- _Problem to solve_
Set down the data below without change, skipping the pictures it holds.

- _Material for this exercise_
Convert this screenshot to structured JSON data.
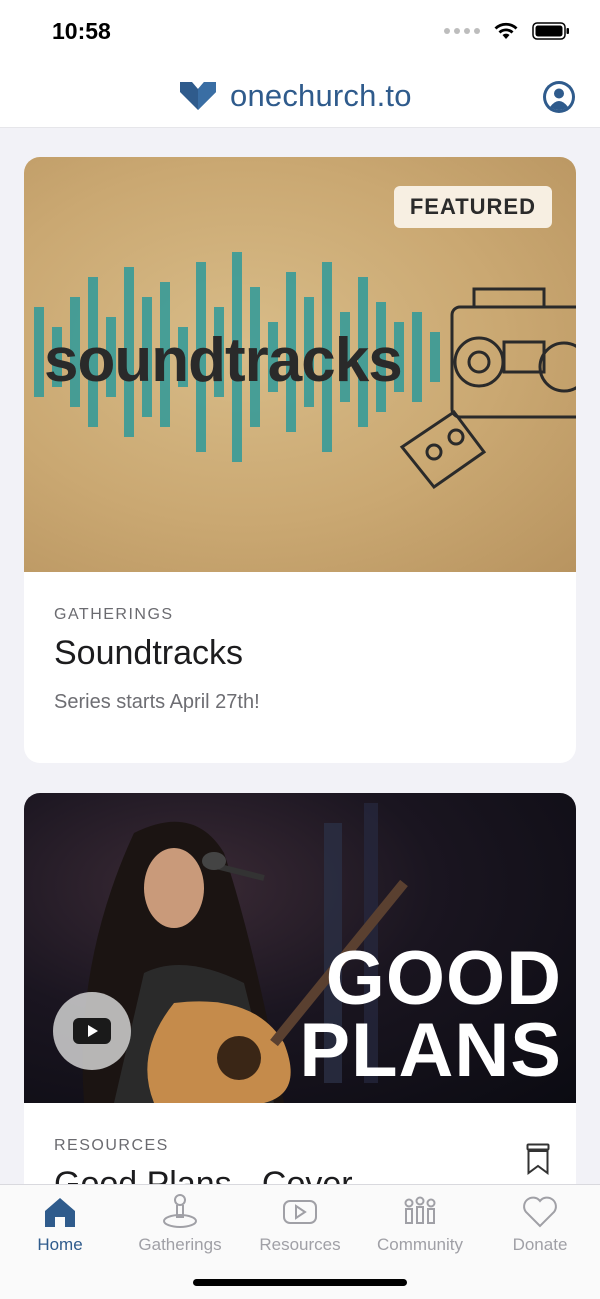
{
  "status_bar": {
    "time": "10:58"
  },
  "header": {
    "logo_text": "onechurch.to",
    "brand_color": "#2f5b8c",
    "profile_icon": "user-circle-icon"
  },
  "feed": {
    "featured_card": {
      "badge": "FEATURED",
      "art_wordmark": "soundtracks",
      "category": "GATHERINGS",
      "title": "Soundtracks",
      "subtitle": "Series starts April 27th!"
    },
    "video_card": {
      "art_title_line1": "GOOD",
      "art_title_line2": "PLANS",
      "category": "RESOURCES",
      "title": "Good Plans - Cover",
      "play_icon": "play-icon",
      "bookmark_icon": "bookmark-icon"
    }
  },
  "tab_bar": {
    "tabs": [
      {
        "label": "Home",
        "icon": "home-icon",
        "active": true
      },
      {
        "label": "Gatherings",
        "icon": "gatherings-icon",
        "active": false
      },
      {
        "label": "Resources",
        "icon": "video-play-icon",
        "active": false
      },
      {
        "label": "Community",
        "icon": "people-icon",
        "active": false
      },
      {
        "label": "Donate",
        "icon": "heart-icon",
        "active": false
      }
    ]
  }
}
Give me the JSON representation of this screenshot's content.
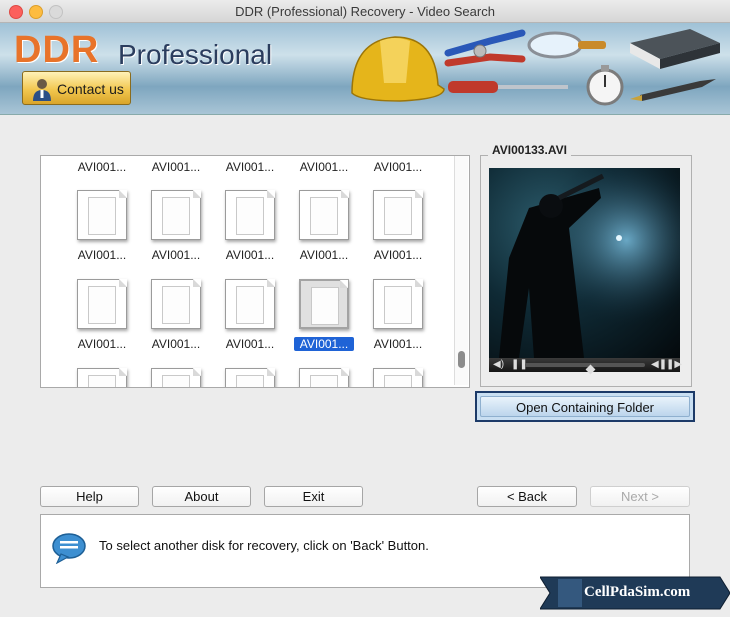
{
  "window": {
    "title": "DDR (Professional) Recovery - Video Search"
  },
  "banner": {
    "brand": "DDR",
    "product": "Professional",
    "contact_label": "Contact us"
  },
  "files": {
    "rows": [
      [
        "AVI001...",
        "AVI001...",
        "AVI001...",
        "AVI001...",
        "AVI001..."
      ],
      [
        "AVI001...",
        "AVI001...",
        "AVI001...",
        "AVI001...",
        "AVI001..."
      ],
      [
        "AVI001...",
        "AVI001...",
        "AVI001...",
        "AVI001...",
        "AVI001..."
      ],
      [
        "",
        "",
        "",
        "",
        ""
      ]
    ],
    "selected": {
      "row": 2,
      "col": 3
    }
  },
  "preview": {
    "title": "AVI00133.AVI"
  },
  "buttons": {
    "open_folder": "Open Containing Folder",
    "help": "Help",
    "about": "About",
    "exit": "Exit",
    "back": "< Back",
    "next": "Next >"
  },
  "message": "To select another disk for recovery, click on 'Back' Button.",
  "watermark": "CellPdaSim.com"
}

- _Exercise solution_
Convert this screenshot to structured JSON data.
{
  "status_bar": {
    "time": "10:58"
  },
  "header": {
    "logo_text": "onechurch.to",
    "brand_color": "#2f5b8c",
    "profile_icon": "user-circle-icon"
  },
  "feed": {
    "featured_card": {
      "badge": "FEATURED",
      "art_wordmark": "soundtracks",
      "category": "GATHERINGS",
      "title": "Soundtracks",
      "subtitle": "Series starts April 27th!"
    },
    "video_card": {
      "art_title_line1": "GOOD",
      "art_title_line2": "PLANS",
      "category": "RESOURCES",
      "title": "Good Plans - Cover",
      "play_icon": "play-icon",
      "bookmark_icon": "bookmark-icon"
    }
  },
  "tab_bar": {
    "tabs": [
      {
        "label": "Home",
        "icon": "home-icon",
        "active": true
      },
      {
        "label": "Gatherings",
        "icon": "gatherings-icon",
        "active": false
      },
      {
        "label": "Resources",
        "icon": "video-play-icon",
        "active": false
      },
      {
        "label": "Community",
        "icon": "people-icon",
        "active": false
      },
      {
        "label": "Donate",
        "icon": "heart-icon",
        "active": false
      }
    ]
  }
}
Give me the JSON representation of this screenshot's content.
{
  "window": {
    "title": "DDR (Professional) Recovery - Video Search"
  },
  "banner": {
    "brand": "DDR",
    "product": "Professional",
    "contact_label": "Contact us"
  },
  "files": {
    "rows": [
      [
        "AVI001...",
        "AVI001...",
        "AVI001...",
        "AVI001...",
        "AVI001..."
      ],
      [
        "AVI001...",
        "AVI001...",
        "AVI001...",
        "AVI001...",
        "AVI001..."
      ],
      [
        "AVI001...",
        "AVI001...",
        "AVI001...",
        "AVI001...",
        "AVI001..."
      ],
      [
        "",
        "",
        "",
        "",
        ""
      ]
    ],
    "selected": {
      "row": 2,
      "col": 3
    }
  },
  "preview": {
    "title": "AVI00133.AVI"
  },
  "buttons": {
    "open_folder": "Open Containing Folder",
    "help": "Help",
    "about": "About",
    "exit": "Exit",
    "back": "< Back",
    "next": "Next >"
  },
  "message": "To select another disk for recovery, click on 'Back' Button.",
  "watermark": "CellPdaSim.com"
}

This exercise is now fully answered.